Lines of data
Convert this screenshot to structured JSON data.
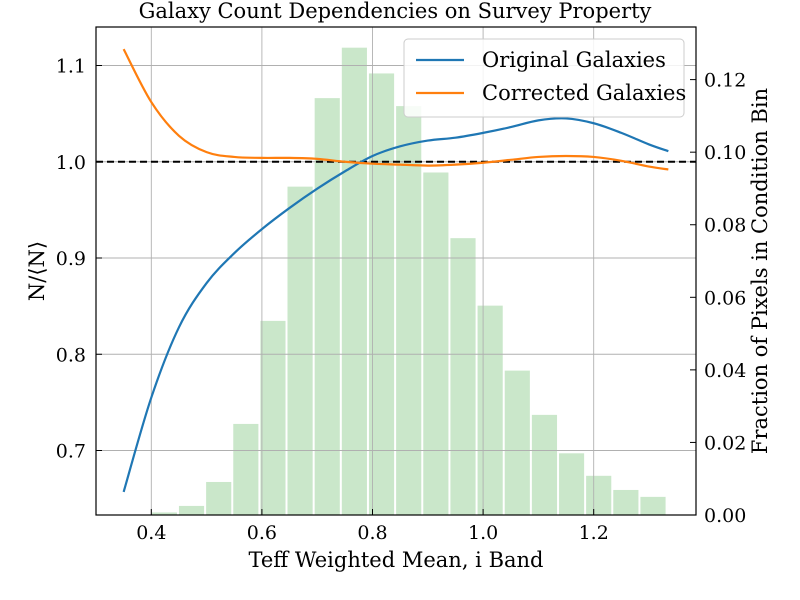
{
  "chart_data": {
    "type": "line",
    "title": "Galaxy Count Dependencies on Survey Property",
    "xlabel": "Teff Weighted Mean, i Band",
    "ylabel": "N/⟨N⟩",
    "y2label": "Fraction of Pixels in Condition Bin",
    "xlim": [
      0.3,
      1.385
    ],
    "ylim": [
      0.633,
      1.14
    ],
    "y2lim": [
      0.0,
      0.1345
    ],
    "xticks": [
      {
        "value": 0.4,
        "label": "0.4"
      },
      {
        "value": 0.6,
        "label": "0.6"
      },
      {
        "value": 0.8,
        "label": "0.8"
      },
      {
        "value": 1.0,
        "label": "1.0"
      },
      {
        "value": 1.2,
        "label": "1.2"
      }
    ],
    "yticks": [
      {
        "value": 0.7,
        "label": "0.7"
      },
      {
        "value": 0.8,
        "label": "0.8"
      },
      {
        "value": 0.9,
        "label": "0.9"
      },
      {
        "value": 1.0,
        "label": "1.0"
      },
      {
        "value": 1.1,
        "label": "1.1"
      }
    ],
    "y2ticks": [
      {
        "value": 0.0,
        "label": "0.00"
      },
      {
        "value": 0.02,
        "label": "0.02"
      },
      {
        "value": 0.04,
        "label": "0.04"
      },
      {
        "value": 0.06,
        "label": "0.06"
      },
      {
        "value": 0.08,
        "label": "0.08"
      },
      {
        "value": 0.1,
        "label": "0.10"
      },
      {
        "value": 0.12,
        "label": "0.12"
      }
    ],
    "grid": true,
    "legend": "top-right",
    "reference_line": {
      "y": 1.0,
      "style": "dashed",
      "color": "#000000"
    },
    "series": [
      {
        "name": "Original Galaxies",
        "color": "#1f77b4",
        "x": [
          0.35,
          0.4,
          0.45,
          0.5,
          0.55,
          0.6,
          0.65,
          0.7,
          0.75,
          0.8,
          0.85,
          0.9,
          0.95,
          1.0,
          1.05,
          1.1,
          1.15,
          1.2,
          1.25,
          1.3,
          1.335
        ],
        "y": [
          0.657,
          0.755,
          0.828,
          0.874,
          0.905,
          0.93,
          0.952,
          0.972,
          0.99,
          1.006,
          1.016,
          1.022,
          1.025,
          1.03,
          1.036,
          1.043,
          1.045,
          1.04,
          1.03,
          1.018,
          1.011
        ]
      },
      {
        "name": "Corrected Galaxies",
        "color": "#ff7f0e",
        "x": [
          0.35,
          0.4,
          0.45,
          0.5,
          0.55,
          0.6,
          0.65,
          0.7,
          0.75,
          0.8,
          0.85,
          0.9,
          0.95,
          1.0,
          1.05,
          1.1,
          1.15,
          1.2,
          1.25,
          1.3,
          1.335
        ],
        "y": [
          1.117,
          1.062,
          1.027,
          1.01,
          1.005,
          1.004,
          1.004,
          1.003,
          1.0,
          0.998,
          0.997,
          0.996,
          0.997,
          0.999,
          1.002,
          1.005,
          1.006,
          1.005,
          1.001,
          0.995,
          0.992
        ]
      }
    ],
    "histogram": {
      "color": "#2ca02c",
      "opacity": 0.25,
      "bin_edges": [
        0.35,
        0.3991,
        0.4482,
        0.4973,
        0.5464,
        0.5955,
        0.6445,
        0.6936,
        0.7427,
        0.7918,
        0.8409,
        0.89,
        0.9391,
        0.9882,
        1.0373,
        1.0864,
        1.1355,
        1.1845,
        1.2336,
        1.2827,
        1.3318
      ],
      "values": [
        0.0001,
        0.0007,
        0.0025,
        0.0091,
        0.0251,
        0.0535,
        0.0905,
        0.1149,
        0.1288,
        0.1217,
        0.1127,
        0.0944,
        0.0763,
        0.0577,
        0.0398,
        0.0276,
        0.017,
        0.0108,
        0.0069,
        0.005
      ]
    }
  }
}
==
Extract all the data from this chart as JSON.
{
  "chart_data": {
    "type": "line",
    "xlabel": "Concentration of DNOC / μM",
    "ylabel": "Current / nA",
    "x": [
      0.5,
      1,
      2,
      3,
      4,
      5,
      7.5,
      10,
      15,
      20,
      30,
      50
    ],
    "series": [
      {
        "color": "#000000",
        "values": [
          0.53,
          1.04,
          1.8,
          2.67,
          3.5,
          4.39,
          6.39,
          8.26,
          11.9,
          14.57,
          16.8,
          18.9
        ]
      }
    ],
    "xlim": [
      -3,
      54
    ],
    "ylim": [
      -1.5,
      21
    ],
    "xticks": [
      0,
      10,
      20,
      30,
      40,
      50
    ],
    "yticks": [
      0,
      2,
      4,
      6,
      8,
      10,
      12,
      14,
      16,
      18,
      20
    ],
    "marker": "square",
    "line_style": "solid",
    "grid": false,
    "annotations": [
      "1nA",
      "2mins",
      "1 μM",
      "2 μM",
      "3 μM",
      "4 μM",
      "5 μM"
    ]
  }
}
==
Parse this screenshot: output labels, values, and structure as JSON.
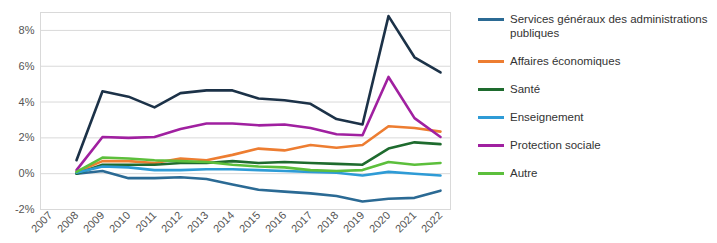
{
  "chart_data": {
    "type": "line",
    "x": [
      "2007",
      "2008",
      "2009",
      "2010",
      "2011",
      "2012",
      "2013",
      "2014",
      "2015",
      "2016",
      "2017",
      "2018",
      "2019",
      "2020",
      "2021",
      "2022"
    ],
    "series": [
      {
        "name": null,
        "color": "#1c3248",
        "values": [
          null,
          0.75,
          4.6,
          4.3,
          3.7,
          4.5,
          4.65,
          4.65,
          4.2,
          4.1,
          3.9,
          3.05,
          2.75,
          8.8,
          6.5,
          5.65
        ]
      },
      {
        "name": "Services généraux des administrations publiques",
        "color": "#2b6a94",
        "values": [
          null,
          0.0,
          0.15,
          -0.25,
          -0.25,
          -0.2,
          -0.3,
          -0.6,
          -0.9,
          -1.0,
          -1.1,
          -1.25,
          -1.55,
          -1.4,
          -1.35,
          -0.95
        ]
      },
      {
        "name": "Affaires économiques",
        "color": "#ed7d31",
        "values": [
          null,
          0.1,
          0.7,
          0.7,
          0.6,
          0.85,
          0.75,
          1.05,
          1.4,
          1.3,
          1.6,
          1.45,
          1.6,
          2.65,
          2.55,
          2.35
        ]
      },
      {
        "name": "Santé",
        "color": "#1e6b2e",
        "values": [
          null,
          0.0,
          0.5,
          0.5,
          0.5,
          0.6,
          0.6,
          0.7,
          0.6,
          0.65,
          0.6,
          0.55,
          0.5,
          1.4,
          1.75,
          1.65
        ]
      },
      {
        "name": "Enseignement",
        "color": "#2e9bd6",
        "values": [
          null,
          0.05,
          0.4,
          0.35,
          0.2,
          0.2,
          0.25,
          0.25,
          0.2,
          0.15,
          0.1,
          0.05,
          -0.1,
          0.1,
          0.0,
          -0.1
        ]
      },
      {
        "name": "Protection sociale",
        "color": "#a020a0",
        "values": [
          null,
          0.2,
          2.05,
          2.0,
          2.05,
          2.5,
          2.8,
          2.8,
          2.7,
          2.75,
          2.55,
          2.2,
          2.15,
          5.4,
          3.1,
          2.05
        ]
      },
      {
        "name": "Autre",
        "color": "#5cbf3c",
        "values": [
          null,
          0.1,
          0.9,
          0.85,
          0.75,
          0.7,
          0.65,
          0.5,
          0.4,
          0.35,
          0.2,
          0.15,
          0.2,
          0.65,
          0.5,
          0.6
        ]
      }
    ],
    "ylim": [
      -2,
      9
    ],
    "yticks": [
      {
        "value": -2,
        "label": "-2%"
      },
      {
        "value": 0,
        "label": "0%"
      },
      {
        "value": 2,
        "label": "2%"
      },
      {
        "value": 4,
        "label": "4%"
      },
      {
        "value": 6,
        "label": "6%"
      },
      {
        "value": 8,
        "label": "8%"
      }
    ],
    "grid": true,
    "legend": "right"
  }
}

## [Exercise task]
Tally the lines holding the string "this" and give only the count.

## [The response]
3